▶ **Material for the task**:

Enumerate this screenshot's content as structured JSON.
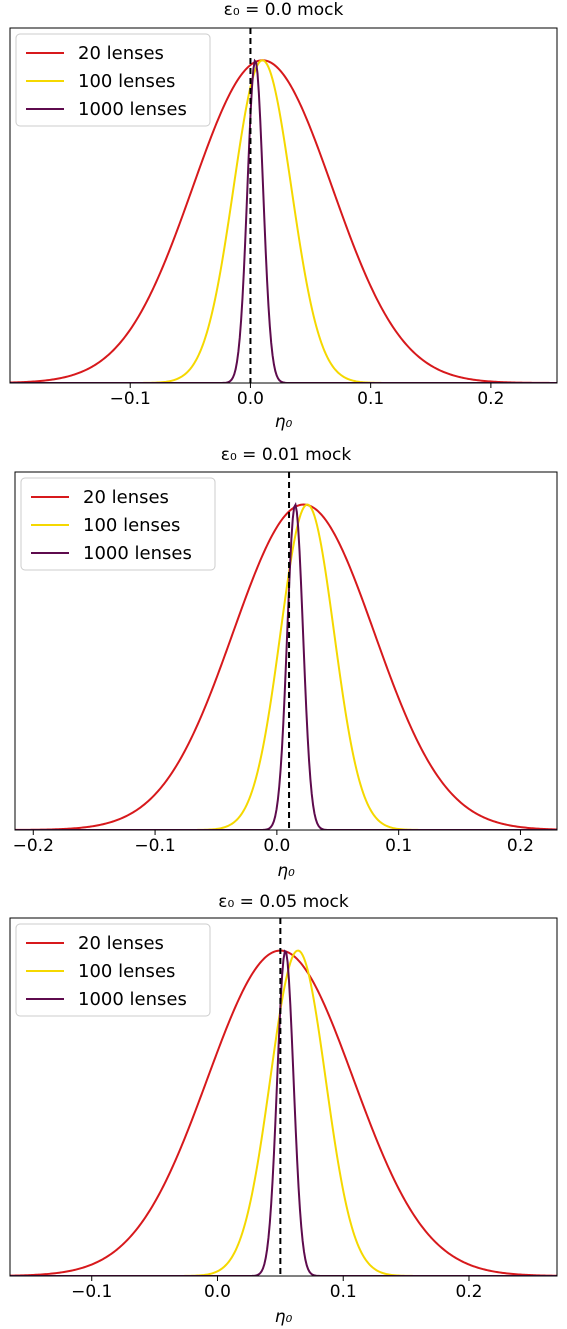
{
  "colors": {
    "n20": "#d7191c",
    "n100": "#f5d800",
    "n1000": "#5e0b4d",
    "truth": "#000000"
  },
  "chart_data": [
    {
      "type": "line",
      "title": "ε₀ = 0.0 mock",
      "xlabel": "η₀",
      "ylabel": "",
      "xlim": [
        -0.2,
        0.255
      ],
      "ylim": [
        0,
        1.1
      ],
      "truth_line": 0.0,
      "xticks": [
        -0.1,
        0.0,
        0.1,
        0.2
      ],
      "xtick_labels": [
        "−0.1",
        "0.0",
        "0.1",
        "0.2"
      ],
      "y_ticks_shown": false,
      "legend_position": "upper left",
      "series": [
        {
          "name": "20 lenses",
          "color_key": "n20",
          "mean": 0.01,
          "sigma": 0.058,
          "peak": 1.0
        },
        {
          "name": "100 lenses",
          "color_key": "n100",
          "mean": 0.01,
          "sigma": 0.024,
          "peak": 1.0
        },
        {
          "name": "1000 lenses",
          "color_key": "n1000",
          "mean": 0.004,
          "sigma": 0.0065,
          "peak": 1.0
        }
      ]
    },
    {
      "type": "line",
      "title": "ε₀ = 0.01 mock",
      "xlabel": "η₀",
      "ylabel": "",
      "xlim": [
        -0.215,
        0.23
      ],
      "ylim": [
        0,
        1.1
      ],
      "truth_line": 0.01,
      "xticks": [
        -0.2,
        -0.1,
        0.0,
        0.1,
        0.2
      ],
      "xtick_labels": [
        "−0.2",
        "−0.1",
        "0.0",
        "0.1",
        "0.2"
      ],
      "y_ticks_shown": false,
      "legend_position": "upper left",
      "series": [
        {
          "name": "20 lenses",
          "color_key": "n20",
          "mean": 0.022,
          "sigma": 0.058,
          "peak": 1.0
        },
        {
          "name": "100 lenses",
          "color_key": "n100",
          "mean": 0.025,
          "sigma": 0.022,
          "peak": 1.0
        },
        {
          "name": "1000 lenses",
          "color_key": "n1000",
          "mean": 0.015,
          "sigma": 0.0065,
          "peak": 1.0
        }
      ]
    },
    {
      "type": "line",
      "title": "ε₀ = 0.05 mock",
      "xlabel": "η₀",
      "ylabel": "",
      "xlim": [
        -0.165,
        0.27
      ],
      "ylim": [
        0,
        1.1
      ],
      "truth_line": 0.05,
      "xticks": [
        -0.1,
        0.0,
        0.1,
        0.2
      ],
      "xtick_labels": [
        "−0.1",
        "0.0",
        "0.1",
        "0.2"
      ],
      "y_ticks_shown": false,
      "legend_position": "upper left",
      "series": [
        {
          "name": "20 lenses",
          "color_key": "n20",
          "mean": 0.05,
          "sigma": 0.058,
          "peak": 1.0
        },
        {
          "name": "100 lenses",
          "color_key": "n100",
          "mean": 0.064,
          "sigma": 0.022,
          "peak": 1.0
        },
        {
          "name": "1000 lenses",
          "color_key": "n1000",
          "mean": 0.054,
          "sigma": 0.0065,
          "peak": 1.0
        }
      ]
    }
  ]
}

▶ **Problem description**:
Copy each line of the records precisely and drop any images they hold.

▶ **Answer to the problem**:
Enumerate this screenshot's content as structured JSON.
{
  "colors": {
    "n20": "#d7191c",
    "n100": "#f5d800",
    "n1000": "#5e0b4d",
    "truth": "#000000"
  },
  "chart_data": [
    {
      "type": "line",
      "title": "ε₀ = 0.0 mock",
      "xlabel": "η₀",
      "ylabel": "",
      "xlim": [
        -0.2,
        0.255
      ],
      "ylim": [
        0,
        1.1
      ],
      "truth_line": 0.0,
      "xticks": [
        -0.1,
        0.0,
        0.1,
        0.2
      ],
      "xtick_labels": [
        "−0.1",
        "0.0",
        "0.1",
        "0.2"
      ],
      "y_ticks_shown": false,
      "legend_position": "upper left",
      "series": [
        {
          "name": "20 lenses",
          "color_key": "n20",
          "mean": 0.01,
          "sigma": 0.058,
          "peak": 1.0
        },
        {
          "name": "100 lenses",
          "color_key": "n100",
          "mean": 0.01,
          "sigma": 0.024,
          "peak": 1.0
        },
        {
          "name": "1000 lenses",
          "color_key": "n1000",
          "mean": 0.004,
          "sigma": 0.0065,
          "peak": 1.0
        }
      ]
    },
    {
      "type": "line",
      "title": "ε₀ = 0.01 mock",
      "xlabel": "η₀",
      "ylabel": "",
      "xlim": [
        -0.215,
        0.23
      ],
      "ylim": [
        0,
        1.1
      ],
      "truth_line": 0.01,
      "xticks": [
        -0.2,
        -0.1,
        0.0,
        0.1,
        0.2
      ],
      "xtick_labels": [
        "−0.2",
        "−0.1",
        "0.0",
        "0.1",
        "0.2"
      ],
      "y_ticks_shown": false,
      "legend_position": "upper left",
      "series": [
        {
          "name": "20 lenses",
          "color_key": "n20",
          "mean": 0.022,
          "sigma": 0.058,
          "peak": 1.0
        },
        {
          "name": "100 lenses",
          "color_key": "n100",
          "mean": 0.025,
          "sigma": 0.022,
          "peak": 1.0
        },
        {
          "name": "1000 lenses",
          "color_key": "n1000",
          "mean": 0.015,
          "sigma": 0.0065,
          "peak": 1.0
        }
      ]
    },
    {
      "type": "line",
      "title": "ε₀ = 0.05 mock",
      "xlabel": "η₀",
      "ylabel": "",
      "xlim": [
        -0.165,
        0.27
      ],
      "ylim": [
        0,
        1.1
      ],
      "truth_line": 0.05,
      "xticks": [
        -0.1,
        0.0,
        0.1,
        0.2
      ],
      "xtick_labels": [
        "−0.1",
        "0.0",
        "0.1",
        "0.2"
      ],
      "y_ticks_shown": false,
      "legend_position": "upper left",
      "series": [
        {
          "name": "20 lenses",
          "color_key": "n20",
          "mean": 0.05,
          "sigma": 0.058,
          "peak": 1.0
        },
        {
          "name": "100 lenses",
          "color_key": "n100",
          "mean": 0.064,
          "sigma": 0.022,
          "peak": 1.0
        },
        {
          "name": "1000 lenses",
          "color_key": "n1000",
          "mean": 0.054,
          "sigma": 0.0065,
          "peak": 1.0
        }
      ]
    }
  ]
}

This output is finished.